#### [Work to complete]
For the entries that follow, tally the lines holding the string "title". Give the total and nothing else.

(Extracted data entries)
#####
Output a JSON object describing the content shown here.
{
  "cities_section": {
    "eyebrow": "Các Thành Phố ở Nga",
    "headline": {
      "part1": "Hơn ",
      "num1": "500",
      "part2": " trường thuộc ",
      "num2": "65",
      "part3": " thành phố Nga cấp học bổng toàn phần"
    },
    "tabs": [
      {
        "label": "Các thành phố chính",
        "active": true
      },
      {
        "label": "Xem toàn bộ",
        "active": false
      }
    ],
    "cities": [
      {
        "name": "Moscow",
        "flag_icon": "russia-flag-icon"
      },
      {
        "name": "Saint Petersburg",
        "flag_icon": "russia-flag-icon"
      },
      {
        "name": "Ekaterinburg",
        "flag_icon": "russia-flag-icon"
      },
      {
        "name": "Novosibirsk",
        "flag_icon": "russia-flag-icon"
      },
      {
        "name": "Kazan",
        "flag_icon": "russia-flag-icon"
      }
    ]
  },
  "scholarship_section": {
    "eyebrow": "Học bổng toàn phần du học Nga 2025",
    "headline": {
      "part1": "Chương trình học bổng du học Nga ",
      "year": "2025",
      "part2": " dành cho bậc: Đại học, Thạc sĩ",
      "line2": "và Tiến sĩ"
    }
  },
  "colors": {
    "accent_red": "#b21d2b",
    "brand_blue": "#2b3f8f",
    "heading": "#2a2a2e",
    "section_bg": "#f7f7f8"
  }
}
#####
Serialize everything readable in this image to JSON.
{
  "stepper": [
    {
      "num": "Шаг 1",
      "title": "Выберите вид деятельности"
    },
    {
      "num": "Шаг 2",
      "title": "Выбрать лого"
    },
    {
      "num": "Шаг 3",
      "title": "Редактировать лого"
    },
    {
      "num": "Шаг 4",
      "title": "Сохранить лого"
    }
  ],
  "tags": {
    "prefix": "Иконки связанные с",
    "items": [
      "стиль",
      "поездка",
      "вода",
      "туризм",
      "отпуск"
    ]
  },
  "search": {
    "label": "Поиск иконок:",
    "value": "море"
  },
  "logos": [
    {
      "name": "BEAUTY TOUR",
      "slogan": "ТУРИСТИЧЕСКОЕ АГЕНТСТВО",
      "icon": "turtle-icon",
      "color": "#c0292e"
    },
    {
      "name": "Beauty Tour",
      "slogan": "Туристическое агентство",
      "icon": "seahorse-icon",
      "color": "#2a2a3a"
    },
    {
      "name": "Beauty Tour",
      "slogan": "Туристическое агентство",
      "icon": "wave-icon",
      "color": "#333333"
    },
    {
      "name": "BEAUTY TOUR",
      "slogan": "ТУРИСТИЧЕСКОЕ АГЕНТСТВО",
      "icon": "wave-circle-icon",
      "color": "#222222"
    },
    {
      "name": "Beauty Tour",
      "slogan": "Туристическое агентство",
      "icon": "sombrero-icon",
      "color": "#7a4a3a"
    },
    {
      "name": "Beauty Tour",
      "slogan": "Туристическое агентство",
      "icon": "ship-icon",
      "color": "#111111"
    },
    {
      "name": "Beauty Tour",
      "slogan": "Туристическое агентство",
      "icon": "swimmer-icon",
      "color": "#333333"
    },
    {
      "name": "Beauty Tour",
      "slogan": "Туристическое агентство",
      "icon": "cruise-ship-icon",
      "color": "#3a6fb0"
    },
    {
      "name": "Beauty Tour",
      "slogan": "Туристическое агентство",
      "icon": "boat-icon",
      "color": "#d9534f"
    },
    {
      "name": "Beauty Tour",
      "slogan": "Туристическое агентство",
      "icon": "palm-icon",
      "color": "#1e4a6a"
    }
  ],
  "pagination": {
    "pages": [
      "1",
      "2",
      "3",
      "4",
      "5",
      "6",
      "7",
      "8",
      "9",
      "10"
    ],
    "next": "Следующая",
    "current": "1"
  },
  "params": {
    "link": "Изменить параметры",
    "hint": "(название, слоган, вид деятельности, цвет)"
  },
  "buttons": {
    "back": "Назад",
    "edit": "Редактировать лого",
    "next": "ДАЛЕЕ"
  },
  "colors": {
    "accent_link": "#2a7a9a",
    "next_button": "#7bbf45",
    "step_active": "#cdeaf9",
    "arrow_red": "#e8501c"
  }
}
#####
#### [Worked answer]
4